Stored records:
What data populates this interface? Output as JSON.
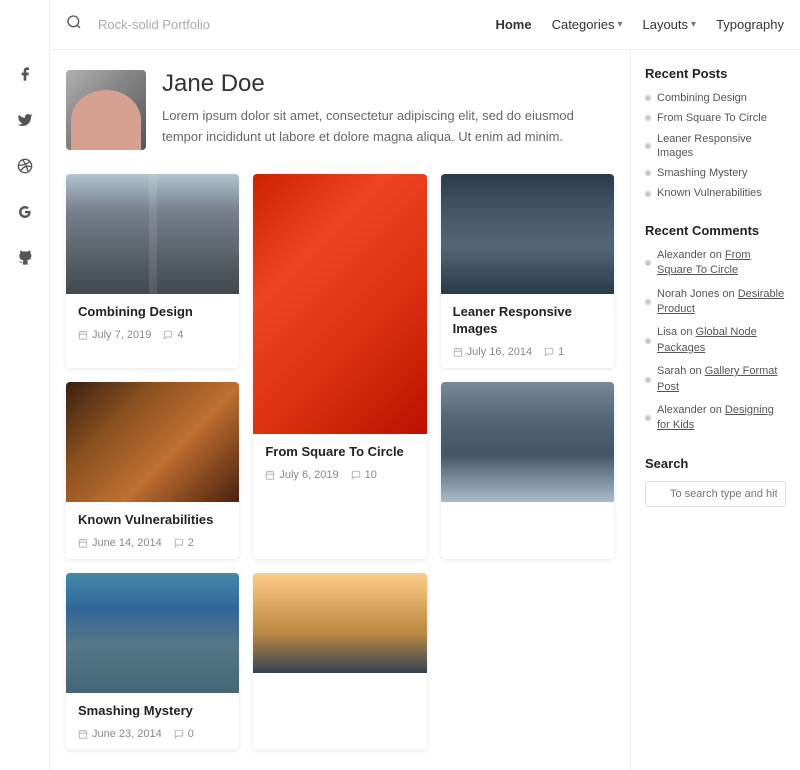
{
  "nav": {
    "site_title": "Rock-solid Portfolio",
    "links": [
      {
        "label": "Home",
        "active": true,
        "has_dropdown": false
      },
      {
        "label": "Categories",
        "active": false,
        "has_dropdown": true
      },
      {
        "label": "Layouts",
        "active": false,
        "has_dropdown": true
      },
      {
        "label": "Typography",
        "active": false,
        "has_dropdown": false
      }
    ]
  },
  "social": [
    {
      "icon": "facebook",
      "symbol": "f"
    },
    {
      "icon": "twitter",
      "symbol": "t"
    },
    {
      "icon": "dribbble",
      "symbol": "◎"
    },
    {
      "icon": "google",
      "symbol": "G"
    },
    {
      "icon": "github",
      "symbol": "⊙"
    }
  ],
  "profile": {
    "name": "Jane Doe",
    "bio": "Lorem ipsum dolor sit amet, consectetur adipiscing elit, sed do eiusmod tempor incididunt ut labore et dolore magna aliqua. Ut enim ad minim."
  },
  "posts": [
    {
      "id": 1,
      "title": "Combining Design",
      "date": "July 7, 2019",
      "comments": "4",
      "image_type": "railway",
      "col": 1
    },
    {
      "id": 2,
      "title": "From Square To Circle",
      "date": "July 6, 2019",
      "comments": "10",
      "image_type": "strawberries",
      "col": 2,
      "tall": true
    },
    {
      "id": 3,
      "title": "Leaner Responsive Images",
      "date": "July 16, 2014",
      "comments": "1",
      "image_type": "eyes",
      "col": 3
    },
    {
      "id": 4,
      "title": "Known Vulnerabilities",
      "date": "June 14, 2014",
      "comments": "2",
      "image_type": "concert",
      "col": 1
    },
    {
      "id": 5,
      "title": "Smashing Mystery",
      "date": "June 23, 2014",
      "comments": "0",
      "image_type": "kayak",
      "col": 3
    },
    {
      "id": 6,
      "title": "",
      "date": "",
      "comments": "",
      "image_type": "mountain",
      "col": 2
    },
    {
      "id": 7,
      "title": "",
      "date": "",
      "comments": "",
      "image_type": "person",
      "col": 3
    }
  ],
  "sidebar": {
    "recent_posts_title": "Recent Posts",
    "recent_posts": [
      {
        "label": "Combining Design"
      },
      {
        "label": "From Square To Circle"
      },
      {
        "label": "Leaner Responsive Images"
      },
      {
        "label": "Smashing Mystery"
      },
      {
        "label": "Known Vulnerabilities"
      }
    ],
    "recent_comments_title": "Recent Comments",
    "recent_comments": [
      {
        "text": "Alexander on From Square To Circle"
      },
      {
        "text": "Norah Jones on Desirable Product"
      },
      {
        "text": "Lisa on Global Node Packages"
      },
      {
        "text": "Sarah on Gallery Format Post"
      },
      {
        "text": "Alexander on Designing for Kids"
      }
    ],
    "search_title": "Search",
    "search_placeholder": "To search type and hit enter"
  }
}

WHAT TO DO -> Strip out the images, then output the records above word for word.

ANSWER BELOW ->
What data populates this interface? Output as JSON.
{
  "nav": {
    "site_title": "Rock-solid Portfolio",
    "links": [
      {
        "label": "Home",
        "active": true,
        "has_dropdown": false
      },
      {
        "label": "Categories",
        "active": false,
        "has_dropdown": true
      },
      {
        "label": "Layouts",
        "active": false,
        "has_dropdown": true
      },
      {
        "label": "Typography",
        "active": false,
        "has_dropdown": false
      }
    ]
  },
  "social": [
    {
      "icon": "facebook",
      "symbol": "f"
    },
    {
      "icon": "twitter",
      "symbol": "t"
    },
    {
      "icon": "dribbble",
      "symbol": "◎"
    },
    {
      "icon": "google",
      "symbol": "G"
    },
    {
      "icon": "github",
      "symbol": "⊙"
    }
  ],
  "profile": {
    "name": "Jane Doe",
    "bio": "Lorem ipsum dolor sit amet, consectetur adipiscing elit, sed do eiusmod tempor incididunt ut labore et dolore magna aliqua. Ut enim ad minim."
  },
  "posts": [
    {
      "id": 1,
      "title": "Combining Design",
      "date": "July 7, 2019",
      "comments": "4",
      "image_type": "railway",
      "col": 1
    },
    {
      "id": 2,
      "title": "From Square To Circle",
      "date": "July 6, 2019",
      "comments": "10",
      "image_type": "strawberries",
      "col": 2,
      "tall": true
    },
    {
      "id": 3,
      "title": "Leaner Responsive Images",
      "date": "July 16, 2014",
      "comments": "1",
      "image_type": "eyes",
      "col": 3
    },
    {
      "id": 4,
      "title": "Known Vulnerabilities",
      "date": "June 14, 2014",
      "comments": "2",
      "image_type": "concert",
      "col": 1
    },
    {
      "id": 5,
      "title": "Smashing Mystery",
      "date": "June 23, 2014",
      "comments": "0",
      "image_type": "kayak",
      "col": 3
    },
    {
      "id": 6,
      "title": "",
      "date": "",
      "comments": "",
      "image_type": "mountain",
      "col": 2
    },
    {
      "id": 7,
      "title": "",
      "date": "",
      "comments": "",
      "image_type": "person",
      "col": 3
    }
  ],
  "sidebar": {
    "recent_posts_title": "Recent Posts",
    "recent_posts": [
      {
        "label": "Combining Design"
      },
      {
        "label": "From Square To Circle"
      },
      {
        "label": "Leaner Responsive Images"
      },
      {
        "label": "Smashing Mystery"
      },
      {
        "label": "Known Vulnerabilities"
      }
    ],
    "recent_comments_title": "Recent Comments",
    "recent_comments": [
      {
        "text": "Alexander on From Square To Circle"
      },
      {
        "text": "Norah Jones on Desirable Product"
      },
      {
        "text": "Lisa on Global Node Packages"
      },
      {
        "text": "Sarah on Gallery Format Post"
      },
      {
        "text": "Alexander on Designing for Kids"
      }
    ],
    "search_title": "Search",
    "search_placeholder": "To search type and hit enter"
  }
}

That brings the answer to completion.